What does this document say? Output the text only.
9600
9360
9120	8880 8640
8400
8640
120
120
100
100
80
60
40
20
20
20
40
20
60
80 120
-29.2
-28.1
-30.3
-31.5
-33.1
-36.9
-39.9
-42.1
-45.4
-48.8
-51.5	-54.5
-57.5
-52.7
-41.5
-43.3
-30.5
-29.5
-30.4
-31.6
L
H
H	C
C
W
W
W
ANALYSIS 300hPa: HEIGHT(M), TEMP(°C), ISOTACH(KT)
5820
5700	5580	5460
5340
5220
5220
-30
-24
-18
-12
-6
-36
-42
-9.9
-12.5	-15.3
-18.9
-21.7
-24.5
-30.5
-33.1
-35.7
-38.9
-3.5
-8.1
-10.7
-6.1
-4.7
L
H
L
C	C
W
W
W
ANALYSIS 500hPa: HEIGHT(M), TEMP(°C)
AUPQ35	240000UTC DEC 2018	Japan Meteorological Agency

[Exercise aim]:
Write out all of the records above exactly as they appear.

[Exercise answer]:
What does this document say? Output the text only.
9600
9360
9120	8880 8640
8400
8640
120
120
100
100
80
60
40
20
20
20
40
20
60
80 120
-29.2
-28.1
-30.3
-31.5
-33.1
-36.9
-39.9
-42.1
-45.4
-48.8
-51.5	-54.5
-57.5
-52.7
-41.5
-43.3
-30.5
-29.5
-30.4
-31.6
L
H
H	C
C
W
W
W
ANALYSIS 300hPa: HEIGHT(M), TEMP(°C), ISOTACH(KT)
5820
5700	5580	5460
5340
5220
5220
-30
-24
-18
-12
-6
-36
-42
-9.9
-12.5	-15.3
-18.9
-21.7
-24.5
-30.5
-33.1
-35.7
-38.9
-3.5
-8.1
-10.7
-6.1
-4.7
L
H
L
C	C
W
W
W
ANALYSIS 500hPa: HEIGHT(M), TEMP(°C)
AUPQ35	240000UTC DEC 2018	Japan Meteorological Agency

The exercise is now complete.